_Work to complete_. Identify the lines that contain the string "chamber", then copy each of them.

Figure dataset records:
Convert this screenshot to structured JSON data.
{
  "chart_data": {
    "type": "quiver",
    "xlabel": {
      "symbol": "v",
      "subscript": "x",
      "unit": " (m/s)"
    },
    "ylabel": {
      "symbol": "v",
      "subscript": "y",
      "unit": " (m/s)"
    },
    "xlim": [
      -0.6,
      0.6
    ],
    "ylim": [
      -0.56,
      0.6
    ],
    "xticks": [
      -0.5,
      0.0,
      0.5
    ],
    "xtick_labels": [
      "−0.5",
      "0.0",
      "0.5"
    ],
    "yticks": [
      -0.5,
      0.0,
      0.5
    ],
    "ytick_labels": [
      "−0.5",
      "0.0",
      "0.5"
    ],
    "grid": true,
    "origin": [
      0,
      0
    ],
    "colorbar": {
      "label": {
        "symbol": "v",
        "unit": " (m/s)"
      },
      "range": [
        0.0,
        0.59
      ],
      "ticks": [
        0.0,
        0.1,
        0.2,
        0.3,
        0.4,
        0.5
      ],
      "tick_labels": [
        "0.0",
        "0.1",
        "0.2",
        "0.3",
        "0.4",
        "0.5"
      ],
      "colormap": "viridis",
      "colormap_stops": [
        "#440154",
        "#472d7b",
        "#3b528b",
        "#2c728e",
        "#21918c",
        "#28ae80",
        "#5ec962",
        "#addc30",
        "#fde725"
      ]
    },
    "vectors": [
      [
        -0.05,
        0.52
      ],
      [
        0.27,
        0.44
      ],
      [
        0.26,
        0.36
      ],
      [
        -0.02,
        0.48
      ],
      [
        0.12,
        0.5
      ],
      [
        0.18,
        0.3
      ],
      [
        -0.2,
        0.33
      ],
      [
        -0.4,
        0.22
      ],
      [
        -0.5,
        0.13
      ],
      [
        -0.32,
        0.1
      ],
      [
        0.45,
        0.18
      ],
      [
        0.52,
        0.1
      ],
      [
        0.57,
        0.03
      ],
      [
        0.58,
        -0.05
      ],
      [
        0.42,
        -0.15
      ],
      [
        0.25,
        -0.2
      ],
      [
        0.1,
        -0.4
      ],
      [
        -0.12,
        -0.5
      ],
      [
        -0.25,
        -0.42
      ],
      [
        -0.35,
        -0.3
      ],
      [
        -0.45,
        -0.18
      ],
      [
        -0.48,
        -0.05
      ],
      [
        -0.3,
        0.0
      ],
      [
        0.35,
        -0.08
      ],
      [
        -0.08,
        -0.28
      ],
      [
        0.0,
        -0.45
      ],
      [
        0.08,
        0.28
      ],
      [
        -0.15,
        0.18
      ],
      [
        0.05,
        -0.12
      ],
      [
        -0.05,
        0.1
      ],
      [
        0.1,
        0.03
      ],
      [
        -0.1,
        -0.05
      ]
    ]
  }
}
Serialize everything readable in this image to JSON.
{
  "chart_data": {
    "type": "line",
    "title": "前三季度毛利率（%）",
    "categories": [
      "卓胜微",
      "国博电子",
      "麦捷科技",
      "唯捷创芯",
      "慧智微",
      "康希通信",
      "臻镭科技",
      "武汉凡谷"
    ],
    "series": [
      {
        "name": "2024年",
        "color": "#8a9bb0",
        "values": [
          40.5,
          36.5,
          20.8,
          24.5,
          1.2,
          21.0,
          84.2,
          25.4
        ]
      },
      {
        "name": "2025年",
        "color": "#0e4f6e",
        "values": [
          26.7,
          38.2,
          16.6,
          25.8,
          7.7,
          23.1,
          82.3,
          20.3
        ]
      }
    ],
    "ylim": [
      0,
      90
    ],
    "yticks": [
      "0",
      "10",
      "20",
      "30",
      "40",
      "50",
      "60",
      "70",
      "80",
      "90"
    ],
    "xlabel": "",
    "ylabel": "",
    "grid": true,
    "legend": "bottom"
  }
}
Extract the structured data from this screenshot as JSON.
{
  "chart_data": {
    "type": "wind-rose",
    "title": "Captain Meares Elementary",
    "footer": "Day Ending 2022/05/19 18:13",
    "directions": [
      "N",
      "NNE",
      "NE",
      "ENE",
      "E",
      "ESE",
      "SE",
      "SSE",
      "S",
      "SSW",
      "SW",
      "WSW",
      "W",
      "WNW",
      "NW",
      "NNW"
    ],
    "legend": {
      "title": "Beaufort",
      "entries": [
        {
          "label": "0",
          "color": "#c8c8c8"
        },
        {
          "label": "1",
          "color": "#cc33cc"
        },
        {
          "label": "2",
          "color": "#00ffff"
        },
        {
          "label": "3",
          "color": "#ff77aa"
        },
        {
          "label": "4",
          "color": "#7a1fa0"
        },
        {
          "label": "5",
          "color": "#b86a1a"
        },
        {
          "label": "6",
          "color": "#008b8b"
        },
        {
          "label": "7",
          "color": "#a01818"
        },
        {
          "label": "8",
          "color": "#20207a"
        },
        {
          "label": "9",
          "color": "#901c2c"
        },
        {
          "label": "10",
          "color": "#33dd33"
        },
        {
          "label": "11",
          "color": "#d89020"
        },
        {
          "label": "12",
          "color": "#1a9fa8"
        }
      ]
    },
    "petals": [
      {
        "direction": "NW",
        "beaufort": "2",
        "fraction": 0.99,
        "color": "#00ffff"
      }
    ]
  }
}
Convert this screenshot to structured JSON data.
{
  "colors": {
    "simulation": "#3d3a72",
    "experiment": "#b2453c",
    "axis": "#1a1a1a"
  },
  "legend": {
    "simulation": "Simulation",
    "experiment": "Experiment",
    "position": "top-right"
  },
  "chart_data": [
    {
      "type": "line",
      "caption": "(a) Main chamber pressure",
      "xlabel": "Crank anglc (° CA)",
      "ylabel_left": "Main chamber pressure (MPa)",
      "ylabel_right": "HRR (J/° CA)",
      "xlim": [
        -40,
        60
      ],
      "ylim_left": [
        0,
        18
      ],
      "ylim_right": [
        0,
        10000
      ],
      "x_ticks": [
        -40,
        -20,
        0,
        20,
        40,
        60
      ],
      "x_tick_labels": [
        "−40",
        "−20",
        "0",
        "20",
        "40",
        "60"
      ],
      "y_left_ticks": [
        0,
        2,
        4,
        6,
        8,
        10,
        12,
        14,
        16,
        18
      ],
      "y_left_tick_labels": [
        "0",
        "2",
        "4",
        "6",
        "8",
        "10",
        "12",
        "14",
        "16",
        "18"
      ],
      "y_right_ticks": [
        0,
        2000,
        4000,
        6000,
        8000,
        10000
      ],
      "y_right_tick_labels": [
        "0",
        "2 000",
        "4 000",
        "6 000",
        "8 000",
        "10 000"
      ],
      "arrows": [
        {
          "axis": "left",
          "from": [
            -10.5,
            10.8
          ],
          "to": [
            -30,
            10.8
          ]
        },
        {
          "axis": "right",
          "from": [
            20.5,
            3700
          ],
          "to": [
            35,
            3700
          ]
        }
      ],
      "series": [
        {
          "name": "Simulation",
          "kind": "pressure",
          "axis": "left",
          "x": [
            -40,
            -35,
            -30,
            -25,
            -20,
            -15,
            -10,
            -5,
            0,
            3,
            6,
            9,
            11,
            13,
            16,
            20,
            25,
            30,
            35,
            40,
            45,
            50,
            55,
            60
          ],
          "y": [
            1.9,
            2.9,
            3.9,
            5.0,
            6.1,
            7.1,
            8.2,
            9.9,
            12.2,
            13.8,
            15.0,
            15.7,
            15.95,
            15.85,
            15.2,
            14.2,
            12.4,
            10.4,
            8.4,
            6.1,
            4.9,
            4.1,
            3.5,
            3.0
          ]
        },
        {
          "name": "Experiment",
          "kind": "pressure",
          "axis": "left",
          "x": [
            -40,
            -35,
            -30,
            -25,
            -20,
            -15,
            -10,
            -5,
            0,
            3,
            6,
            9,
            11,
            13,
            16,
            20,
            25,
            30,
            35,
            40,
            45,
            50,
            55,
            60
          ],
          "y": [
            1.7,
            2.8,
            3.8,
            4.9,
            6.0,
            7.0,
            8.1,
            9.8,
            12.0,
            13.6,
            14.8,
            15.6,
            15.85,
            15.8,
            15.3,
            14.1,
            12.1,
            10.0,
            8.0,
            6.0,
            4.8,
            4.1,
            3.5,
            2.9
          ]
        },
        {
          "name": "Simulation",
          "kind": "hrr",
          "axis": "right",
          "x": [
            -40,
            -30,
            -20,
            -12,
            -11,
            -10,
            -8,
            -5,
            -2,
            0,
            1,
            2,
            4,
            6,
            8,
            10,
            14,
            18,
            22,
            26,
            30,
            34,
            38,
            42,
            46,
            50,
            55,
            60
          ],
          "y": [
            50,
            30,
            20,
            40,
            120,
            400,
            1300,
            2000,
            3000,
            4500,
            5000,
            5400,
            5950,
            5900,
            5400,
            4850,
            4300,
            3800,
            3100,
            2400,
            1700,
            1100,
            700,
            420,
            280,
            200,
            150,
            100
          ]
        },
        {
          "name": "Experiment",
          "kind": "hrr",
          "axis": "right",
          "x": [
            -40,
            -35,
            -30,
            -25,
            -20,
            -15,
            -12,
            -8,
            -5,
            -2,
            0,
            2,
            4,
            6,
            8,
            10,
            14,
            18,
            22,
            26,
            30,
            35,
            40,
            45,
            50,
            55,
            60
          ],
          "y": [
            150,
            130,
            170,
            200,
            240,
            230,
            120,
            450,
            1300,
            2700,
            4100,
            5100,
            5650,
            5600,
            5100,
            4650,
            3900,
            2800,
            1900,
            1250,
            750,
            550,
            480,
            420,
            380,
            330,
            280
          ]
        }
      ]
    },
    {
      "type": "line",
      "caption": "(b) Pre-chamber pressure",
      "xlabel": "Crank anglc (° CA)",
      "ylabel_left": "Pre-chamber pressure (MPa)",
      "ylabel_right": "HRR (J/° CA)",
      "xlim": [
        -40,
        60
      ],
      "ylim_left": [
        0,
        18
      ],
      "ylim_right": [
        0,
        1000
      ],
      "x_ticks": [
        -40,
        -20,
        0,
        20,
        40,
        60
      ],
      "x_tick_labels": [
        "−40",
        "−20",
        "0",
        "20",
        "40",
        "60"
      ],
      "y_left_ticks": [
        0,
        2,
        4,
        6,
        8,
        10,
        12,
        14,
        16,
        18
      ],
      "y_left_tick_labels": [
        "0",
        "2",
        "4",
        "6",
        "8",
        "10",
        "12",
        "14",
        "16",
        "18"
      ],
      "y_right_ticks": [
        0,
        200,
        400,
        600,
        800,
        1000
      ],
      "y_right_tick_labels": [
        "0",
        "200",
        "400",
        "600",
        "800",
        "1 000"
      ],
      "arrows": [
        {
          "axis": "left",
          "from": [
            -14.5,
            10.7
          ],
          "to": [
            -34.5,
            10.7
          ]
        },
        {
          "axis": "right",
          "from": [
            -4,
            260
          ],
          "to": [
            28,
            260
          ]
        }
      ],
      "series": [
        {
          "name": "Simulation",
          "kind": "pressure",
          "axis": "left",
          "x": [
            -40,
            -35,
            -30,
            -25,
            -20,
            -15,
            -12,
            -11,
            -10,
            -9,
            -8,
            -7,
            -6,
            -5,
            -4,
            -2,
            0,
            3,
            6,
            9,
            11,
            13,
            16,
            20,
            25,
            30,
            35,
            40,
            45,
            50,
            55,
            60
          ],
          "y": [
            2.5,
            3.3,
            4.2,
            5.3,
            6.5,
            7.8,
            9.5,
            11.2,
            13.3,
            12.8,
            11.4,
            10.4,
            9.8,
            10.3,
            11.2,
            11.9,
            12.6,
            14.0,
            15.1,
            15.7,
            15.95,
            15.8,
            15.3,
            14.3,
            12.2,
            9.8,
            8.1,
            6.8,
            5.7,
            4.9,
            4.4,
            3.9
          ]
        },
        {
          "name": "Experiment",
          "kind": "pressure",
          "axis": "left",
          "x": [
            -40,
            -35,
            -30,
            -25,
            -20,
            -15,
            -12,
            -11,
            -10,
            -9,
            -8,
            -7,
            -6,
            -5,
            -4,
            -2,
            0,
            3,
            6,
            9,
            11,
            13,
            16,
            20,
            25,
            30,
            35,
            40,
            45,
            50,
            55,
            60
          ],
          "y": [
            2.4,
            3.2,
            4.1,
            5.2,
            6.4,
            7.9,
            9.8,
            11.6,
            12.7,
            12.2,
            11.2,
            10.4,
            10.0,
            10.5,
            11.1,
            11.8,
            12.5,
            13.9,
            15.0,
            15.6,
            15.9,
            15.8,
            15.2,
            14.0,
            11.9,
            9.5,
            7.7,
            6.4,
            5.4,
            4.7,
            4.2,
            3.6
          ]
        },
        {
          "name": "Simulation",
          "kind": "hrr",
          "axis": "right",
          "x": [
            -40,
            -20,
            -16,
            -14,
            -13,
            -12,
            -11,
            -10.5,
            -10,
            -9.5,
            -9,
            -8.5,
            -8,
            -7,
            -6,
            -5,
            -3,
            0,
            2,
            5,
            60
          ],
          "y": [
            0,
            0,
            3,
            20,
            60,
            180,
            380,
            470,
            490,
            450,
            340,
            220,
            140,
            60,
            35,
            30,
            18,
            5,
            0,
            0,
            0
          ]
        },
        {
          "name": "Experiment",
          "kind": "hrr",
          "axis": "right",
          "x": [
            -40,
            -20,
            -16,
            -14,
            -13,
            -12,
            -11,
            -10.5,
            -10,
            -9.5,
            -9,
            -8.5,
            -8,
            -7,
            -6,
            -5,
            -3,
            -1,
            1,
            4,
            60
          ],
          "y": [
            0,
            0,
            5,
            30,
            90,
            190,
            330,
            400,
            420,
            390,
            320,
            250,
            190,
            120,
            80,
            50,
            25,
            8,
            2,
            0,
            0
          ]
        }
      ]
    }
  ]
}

_Result of this task_.
      "caption": "(a) Main chamber pressure",
      "ylabel_left": "Main chamber pressure (MPa)",
      "caption": "(b) Pre-chamber pressure",
      "ylabel_left": "Pre-chamber pressure (MPa)",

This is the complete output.